Exercise prompt:
Reproduce each line exactly, including spacing and punctuation.

Records for processing:
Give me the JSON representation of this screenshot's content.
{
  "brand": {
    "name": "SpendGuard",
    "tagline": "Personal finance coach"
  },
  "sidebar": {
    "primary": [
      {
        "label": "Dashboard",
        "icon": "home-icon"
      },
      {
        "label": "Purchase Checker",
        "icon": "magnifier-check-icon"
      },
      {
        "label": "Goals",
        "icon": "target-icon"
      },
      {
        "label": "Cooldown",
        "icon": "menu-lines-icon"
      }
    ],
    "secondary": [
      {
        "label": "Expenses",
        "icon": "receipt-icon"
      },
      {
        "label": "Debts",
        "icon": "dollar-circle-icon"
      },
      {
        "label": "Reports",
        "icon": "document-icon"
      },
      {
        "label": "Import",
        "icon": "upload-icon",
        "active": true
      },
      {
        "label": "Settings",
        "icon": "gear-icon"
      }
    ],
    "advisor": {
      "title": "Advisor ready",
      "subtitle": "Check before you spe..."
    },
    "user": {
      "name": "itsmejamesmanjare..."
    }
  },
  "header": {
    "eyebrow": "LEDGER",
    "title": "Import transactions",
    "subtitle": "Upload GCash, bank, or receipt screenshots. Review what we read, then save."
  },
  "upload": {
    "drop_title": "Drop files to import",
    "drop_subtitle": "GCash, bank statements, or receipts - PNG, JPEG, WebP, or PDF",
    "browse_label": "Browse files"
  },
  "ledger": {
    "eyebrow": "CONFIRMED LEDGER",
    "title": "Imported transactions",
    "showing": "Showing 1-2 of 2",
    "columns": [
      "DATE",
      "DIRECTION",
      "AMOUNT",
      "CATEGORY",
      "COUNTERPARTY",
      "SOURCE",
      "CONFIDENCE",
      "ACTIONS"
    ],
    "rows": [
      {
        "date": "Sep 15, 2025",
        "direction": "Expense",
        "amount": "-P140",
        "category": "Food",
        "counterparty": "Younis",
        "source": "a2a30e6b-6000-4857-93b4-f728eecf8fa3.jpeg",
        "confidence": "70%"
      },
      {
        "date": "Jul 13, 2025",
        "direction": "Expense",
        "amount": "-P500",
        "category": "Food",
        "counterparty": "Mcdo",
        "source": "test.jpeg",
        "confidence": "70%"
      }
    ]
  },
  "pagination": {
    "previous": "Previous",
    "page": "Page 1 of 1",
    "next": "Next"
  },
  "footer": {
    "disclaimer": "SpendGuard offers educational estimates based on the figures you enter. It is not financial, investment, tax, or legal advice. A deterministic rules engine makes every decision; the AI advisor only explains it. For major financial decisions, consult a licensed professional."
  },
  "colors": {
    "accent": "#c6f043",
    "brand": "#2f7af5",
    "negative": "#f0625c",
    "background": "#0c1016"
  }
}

Answer in full:
Give me the JSON representation of this screenshot's content.
{
  "brand": {
    "name": "SpendGuard",
    "tagline": "Personal finance coach"
  },
  "sidebar": {
    "primary": [
      {
        "label": "Dashboard",
        "icon": "home-icon"
      },
      {
        "label": "Purchase Checker",
        "icon": "magnifier-check-icon"
      },
      {
        "label": "Goals",
        "icon": "target-icon"
      },
      {
        "label": "Cooldown",
        "icon": "menu-lines-icon"
      }
    ],
    "secondary": [
      {
        "label": "Expenses",
        "icon": "receipt-icon"
      },
      {
        "label": "Debts",
        "icon": "dollar-circle-icon"
      },
      {
        "label": "Reports",
        "icon": "document-icon"
      },
      {
        "label": "Import",
        "icon": "upload-icon",
        "active": true
      },
      {
        "label": "Settings",
        "icon": "gear-icon"
      }
    ],
    "advisor": {
      "title": "Advisor ready",
      "subtitle": "Check before you spe..."
    },
    "user": {
      "name": "itsmejamesmanjare..."
    }
  },
  "header": {
    "eyebrow": "LEDGER",
    "title": "Import transactions",
    "subtitle": "Upload GCash, bank, or receipt screenshots. Review what we read, then save."
  },
  "upload": {
    "drop_title": "Drop files to import",
    "drop_subtitle": "GCash, bank statements, or receipts - PNG, JPEG, WebP, or PDF",
    "browse_label": "Browse files"
  },
  "ledger": {
    "eyebrow": "CONFIRMED LEDGER",
    "title": "Imported transactions",
    "showing": "Showing 1-2 of 2",
    "columns": [
      "DATE",
      "DIRECTION",
      "AMOUNT",
      "CATEGORY",
      "COUNTERPARTY",
      "SOURCE",
      "CONFIDENCE",
      "ACTIONS"
    ],
    "rows": [
      {
        "date": "Sep 15, 2025",
        "direction": "Expense",
        "amount": "-P140",
        "category": "Food",
        "counterparty": "Younis",
        "source": "a2a30e6b-6000-4857-93b4-f728eecf8fa3.jpeg",
        "confidence": "70%"
      },
      {
        "date": "Jul 13, 2025",
        "direction": "Expense",
        "amount": "-P500",
        "category": "Food",
        "counterparty": "Mcdo",
        "source": "test.jpeg",
        "confidence": "70%"
      }
    ]
  },
  "pagination": {
    "previous": "Previous",
    "page": "Page 1 of 1",
    "next": "Next"
  },
  "footer": {
    "disclaimer": "SpendGuard offers educational estimates based on the figures you enter. It is not financial, investment, tax, or legal advice. A deterministic rules engine makes every decision; the AI advisor only explains it. For major financial decisions, consult a licensed professional."
  },
  "colors": {
    "accent": "#c6f043",
    "brand": "#2f7af5",
    "negative": "#f0625c",
    "background": "#0c1016"
  }
}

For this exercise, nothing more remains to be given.